Find the lines below that contain the string "this". Copy each one.

— begin Data supplied —

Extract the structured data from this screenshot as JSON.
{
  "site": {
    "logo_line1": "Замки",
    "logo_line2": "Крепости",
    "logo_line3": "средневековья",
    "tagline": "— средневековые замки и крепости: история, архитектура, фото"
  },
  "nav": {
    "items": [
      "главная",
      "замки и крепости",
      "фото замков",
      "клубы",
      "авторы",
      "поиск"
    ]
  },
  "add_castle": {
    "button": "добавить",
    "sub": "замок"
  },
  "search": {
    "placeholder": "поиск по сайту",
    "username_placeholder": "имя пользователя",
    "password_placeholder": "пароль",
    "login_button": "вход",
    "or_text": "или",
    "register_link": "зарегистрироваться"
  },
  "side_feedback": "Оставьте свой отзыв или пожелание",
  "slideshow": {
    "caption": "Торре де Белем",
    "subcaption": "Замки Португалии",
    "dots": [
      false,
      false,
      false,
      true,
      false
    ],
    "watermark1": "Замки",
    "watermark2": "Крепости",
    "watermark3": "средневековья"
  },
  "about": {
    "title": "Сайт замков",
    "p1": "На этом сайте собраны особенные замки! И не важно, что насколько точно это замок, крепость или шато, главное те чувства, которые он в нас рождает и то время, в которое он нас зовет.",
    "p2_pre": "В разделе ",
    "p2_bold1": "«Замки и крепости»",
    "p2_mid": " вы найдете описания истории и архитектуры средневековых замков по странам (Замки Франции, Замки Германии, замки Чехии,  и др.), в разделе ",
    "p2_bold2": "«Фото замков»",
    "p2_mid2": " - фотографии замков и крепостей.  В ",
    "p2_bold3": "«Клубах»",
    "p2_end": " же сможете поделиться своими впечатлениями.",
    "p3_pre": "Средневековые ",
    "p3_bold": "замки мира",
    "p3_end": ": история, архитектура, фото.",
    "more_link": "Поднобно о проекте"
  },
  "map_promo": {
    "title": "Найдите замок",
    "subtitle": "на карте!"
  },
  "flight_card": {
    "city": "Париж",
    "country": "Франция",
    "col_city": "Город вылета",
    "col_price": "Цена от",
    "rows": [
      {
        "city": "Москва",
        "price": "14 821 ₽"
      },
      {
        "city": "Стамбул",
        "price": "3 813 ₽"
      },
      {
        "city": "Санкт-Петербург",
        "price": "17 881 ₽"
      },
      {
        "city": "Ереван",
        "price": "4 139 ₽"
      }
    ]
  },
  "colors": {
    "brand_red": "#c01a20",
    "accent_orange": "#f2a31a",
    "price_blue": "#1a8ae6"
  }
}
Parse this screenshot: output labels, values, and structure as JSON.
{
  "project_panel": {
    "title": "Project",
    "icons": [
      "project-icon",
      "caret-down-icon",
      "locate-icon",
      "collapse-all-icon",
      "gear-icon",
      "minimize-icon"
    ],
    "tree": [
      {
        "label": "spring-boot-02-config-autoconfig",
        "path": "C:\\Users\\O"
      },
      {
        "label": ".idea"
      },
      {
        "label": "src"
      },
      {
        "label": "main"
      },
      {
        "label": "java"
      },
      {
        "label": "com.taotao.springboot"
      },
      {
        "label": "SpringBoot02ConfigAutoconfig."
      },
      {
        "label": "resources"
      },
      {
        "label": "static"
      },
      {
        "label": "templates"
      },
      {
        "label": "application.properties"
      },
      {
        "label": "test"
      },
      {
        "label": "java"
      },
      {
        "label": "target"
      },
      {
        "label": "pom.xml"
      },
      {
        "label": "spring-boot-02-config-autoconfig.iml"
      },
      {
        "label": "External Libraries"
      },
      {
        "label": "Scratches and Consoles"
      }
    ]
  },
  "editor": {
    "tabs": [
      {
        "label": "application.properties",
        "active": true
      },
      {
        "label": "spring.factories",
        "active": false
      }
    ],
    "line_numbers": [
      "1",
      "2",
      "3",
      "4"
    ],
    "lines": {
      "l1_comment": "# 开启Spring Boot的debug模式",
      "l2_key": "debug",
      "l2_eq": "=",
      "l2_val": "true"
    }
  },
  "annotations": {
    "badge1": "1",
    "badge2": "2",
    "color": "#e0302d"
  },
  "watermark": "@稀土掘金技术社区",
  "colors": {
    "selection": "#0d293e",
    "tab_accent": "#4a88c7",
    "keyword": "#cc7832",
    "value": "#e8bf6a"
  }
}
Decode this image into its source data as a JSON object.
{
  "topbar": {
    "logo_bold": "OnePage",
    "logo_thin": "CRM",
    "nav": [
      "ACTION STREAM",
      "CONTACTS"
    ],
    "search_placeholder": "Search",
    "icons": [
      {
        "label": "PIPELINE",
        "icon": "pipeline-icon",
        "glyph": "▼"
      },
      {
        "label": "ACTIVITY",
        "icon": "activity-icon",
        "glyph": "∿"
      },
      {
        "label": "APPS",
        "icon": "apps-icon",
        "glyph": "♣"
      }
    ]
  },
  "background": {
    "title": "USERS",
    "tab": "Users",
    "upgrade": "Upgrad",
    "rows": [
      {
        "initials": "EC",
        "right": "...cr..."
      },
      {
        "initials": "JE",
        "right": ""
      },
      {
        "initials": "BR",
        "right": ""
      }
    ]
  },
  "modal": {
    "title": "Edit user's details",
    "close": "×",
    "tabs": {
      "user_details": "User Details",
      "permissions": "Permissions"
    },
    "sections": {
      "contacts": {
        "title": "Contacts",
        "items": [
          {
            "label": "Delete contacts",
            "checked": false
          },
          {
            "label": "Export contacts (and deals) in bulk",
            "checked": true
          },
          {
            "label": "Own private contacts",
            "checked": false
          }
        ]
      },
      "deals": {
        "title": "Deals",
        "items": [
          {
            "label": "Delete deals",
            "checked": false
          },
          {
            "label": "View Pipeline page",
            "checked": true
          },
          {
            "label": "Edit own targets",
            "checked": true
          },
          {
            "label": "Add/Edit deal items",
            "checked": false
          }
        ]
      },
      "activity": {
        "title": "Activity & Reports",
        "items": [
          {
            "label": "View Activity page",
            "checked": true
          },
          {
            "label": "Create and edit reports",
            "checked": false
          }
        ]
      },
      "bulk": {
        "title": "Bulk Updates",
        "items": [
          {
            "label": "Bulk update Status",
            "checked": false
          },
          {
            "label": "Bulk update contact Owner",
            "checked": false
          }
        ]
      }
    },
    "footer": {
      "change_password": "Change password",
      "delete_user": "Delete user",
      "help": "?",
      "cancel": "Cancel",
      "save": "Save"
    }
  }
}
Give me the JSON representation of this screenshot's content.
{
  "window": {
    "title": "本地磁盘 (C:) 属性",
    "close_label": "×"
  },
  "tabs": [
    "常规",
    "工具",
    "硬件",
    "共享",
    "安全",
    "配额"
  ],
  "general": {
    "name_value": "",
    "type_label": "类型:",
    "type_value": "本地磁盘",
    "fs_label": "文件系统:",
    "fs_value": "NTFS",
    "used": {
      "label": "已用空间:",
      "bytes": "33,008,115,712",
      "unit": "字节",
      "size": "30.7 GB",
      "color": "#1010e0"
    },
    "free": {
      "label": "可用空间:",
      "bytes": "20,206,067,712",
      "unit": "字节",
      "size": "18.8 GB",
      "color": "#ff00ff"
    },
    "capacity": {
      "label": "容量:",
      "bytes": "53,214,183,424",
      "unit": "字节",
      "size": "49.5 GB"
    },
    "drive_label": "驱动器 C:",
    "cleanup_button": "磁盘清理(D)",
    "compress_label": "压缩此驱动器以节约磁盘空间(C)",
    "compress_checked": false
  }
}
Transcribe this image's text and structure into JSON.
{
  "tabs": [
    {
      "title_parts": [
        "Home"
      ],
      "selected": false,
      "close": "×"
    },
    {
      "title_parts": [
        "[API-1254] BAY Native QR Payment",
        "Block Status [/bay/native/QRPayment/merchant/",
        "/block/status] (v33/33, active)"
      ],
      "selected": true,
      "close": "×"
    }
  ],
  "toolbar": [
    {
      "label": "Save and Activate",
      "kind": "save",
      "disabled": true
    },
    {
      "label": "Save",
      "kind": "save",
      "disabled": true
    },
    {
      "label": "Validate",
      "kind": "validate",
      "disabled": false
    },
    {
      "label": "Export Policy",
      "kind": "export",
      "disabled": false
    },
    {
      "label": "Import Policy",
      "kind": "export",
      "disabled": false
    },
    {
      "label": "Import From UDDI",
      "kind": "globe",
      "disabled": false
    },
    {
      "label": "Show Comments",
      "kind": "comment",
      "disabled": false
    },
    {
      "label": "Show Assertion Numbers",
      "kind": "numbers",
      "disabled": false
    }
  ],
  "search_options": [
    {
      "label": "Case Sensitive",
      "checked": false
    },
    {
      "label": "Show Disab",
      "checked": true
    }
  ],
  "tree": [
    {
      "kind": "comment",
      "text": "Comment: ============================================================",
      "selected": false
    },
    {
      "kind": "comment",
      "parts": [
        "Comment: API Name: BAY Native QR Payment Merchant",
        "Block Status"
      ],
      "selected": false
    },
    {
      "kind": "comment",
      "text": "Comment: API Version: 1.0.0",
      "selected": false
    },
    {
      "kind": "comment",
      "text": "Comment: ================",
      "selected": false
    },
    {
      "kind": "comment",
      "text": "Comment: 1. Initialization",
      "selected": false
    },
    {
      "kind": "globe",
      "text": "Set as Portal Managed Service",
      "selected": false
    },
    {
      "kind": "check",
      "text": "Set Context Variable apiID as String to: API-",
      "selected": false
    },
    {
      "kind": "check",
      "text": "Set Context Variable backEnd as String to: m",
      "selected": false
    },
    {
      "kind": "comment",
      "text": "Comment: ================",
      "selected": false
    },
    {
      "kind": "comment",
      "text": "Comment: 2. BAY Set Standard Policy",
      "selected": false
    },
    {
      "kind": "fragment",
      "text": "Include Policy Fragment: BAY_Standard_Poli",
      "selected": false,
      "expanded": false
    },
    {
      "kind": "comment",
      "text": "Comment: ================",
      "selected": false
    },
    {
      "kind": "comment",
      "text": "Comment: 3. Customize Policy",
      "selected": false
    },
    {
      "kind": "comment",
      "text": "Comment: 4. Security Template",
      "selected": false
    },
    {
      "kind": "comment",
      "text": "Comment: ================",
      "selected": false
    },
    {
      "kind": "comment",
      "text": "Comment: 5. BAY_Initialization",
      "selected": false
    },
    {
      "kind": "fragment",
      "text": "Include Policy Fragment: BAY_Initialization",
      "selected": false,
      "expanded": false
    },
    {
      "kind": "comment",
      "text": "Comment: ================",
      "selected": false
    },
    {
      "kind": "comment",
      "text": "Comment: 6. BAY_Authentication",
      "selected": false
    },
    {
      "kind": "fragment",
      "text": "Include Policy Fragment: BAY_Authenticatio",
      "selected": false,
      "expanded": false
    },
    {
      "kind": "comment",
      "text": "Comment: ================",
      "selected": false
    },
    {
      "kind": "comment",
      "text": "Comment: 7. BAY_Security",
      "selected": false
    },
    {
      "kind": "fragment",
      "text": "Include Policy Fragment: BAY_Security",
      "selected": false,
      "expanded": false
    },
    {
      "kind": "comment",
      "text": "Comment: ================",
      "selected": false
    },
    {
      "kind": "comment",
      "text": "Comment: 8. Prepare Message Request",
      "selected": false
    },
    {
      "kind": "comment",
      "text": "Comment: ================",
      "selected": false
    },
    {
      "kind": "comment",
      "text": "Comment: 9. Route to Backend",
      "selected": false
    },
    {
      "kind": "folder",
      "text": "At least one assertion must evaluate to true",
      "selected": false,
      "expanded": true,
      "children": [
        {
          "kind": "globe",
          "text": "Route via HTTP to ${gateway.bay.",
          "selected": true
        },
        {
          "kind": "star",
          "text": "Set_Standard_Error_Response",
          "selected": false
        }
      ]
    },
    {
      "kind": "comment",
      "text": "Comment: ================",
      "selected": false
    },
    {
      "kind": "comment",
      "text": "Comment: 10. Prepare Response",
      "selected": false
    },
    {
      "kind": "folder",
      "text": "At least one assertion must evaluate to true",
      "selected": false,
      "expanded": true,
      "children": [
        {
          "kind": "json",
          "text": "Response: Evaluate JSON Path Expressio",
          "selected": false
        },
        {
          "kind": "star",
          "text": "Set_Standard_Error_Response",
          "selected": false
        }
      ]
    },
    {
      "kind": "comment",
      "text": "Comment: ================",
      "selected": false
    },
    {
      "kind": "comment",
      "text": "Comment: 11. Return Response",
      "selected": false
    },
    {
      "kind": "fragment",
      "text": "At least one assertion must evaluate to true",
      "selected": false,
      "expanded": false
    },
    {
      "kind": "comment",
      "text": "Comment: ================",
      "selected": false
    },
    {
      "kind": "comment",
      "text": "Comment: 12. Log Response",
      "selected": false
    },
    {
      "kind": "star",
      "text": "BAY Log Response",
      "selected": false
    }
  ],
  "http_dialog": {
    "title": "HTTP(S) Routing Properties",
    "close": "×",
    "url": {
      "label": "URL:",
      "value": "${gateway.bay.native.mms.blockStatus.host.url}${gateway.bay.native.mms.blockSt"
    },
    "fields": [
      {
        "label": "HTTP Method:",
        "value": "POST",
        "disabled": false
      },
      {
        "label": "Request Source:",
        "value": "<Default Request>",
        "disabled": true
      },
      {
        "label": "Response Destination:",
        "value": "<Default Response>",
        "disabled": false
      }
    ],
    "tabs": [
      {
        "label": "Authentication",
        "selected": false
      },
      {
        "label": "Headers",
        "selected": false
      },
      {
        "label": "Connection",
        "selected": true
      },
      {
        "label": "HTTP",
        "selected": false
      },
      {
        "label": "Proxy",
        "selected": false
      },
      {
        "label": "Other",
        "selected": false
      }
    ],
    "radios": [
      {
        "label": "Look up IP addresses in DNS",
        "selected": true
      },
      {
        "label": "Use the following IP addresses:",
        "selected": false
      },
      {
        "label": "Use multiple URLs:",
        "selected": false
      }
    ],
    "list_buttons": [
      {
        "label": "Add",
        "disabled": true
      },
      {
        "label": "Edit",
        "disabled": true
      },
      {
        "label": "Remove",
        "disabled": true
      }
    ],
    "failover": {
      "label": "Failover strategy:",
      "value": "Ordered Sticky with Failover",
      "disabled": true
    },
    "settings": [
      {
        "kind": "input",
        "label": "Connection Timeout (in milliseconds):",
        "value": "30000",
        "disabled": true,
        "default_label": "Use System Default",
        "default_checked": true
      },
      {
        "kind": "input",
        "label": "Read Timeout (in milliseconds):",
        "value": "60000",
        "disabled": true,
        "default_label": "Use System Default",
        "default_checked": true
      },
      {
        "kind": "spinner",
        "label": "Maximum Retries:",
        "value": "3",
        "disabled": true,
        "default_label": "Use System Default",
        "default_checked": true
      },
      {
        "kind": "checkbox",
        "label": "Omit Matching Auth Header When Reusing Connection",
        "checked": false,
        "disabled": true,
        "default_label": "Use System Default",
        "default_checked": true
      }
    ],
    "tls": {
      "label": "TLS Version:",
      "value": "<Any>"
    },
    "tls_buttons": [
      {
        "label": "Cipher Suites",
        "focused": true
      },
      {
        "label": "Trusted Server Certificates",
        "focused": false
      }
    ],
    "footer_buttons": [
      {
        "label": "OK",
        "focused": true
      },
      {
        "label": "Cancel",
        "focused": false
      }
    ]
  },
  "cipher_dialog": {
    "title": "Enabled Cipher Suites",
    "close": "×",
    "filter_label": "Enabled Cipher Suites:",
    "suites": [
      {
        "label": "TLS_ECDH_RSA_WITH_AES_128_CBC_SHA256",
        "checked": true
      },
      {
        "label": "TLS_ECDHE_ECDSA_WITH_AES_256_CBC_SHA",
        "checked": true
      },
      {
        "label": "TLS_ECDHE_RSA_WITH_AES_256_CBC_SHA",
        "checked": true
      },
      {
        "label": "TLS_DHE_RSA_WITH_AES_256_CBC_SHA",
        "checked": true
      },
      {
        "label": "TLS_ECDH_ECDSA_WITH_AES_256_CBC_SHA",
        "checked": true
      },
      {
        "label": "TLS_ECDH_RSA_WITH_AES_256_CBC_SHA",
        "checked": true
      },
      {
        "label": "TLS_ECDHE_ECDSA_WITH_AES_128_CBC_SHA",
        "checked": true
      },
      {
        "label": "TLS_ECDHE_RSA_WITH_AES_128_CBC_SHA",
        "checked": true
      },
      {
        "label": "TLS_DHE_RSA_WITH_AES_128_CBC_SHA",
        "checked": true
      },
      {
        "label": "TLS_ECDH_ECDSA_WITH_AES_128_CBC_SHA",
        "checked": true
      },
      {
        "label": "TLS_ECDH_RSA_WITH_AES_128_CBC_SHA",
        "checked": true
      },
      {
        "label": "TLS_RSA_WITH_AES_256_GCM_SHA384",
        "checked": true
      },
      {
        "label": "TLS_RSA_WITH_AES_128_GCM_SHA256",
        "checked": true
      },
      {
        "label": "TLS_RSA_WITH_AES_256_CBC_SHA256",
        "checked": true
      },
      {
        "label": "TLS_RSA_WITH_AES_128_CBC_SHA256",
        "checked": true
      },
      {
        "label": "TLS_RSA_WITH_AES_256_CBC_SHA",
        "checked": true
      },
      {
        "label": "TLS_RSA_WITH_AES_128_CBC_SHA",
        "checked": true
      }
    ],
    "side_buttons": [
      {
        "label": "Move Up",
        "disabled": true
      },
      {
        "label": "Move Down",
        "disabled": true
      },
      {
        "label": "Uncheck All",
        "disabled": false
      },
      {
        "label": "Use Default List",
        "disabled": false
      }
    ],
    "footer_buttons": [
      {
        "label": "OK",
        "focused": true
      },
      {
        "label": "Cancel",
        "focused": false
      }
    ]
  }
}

— end Data supplied —

| Written answer |
Extract the structured data from this screenshot as JSON.
Parse this screenshot: output labels, values, and structure as JSON.
Decode this image into its source data as a JSON object.
Give me the JSON representation of this screenshot's content.
Transcribe this image's text and structure into JSON.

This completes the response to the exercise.